- **Set task**: Quote the full listing word for word.

--

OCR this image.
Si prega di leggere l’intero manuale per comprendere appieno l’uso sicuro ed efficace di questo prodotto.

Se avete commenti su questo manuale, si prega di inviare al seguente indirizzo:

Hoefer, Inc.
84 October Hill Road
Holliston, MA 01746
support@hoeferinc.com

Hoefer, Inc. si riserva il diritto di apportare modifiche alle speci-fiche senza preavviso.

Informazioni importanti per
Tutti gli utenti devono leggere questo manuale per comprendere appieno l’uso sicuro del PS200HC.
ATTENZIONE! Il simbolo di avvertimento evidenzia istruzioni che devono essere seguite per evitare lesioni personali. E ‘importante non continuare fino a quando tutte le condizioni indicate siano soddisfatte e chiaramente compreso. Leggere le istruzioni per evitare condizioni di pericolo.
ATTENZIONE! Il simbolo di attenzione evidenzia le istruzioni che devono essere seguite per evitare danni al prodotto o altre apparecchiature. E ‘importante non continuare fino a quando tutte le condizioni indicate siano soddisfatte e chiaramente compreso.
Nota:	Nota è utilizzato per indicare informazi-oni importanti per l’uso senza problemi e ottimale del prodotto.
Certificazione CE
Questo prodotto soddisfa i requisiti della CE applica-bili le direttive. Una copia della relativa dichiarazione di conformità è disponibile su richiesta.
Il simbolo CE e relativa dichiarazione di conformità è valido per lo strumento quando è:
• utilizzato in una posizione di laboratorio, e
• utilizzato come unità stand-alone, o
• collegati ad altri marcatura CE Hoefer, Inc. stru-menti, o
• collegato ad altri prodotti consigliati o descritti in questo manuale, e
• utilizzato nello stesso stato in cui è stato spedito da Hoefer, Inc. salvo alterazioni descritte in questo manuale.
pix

--

- **Answer to this problem**:
OCR this image.
Si prega di leggere l’intero manuale per comprendere appieno l’uso sicuro ed efficace di questo prodotto.

Se avete commenti su questo manuale, si prega di inviare al seguente indirizzo:

Hoefer, Inc.
84 October Hill Road
Holliston, MA 01746
support@hoeferinc.com

Hoefer, Inc. si riserva il diritto di apportare modifiche alle speci-fiche senza preavviso.

Informazioni importanti per
Tutti gli utenti devono leggere questo manuale per comprendere appieno l’uso sicuro del PS200HC.
ATTENZIONE! Il simbolo di avvertimento evidenzia istruzioni che devono essere seguite per evitare lesioni personali. E ‘importante non continuare fino a quando tutte le condizioni indicate siano soddisfatte e chiaramente compreso. Leggere le istruzioni per evitare condizioni di pericolo.
ATTENZIONE! Il simbolo di attenzione evidenzia le istruzioni che devono essere seguite per evitare danni al prodotto o altre apparecchiature. E ‘importante non continuare fino a quando tutte le condizioni indicate siano soddisfatte e chiaramente compreso.
Nota:	Nota è utilizzato per indicare informazi-oni importanti per l’uso senza problemi e ottimale del prodotto.
Certificazione CE
Questo prodotto soddisfa i requisiti della CE applica-bili le direttive. Una copia della relativa dichiarazione di conformità è disponibile su richiesta.
Il simbolo CE e relativa dichiarazione di conformità è valido per lo strumento quando è:
• utilizzato in una posizione di laboratorio, e
• utilizzato come unità stand-alone, o
• collegati ad altri marcatura CE Hoefer, Inc. stru-menti, o
• collegato ad altri prodotti consigliati o descritti in questo manuale, e
• utilizzato nello stesso stato in cui è stato spedito da Hoefer, Inc. salvo alterazioni descritte in questo manuale.
pix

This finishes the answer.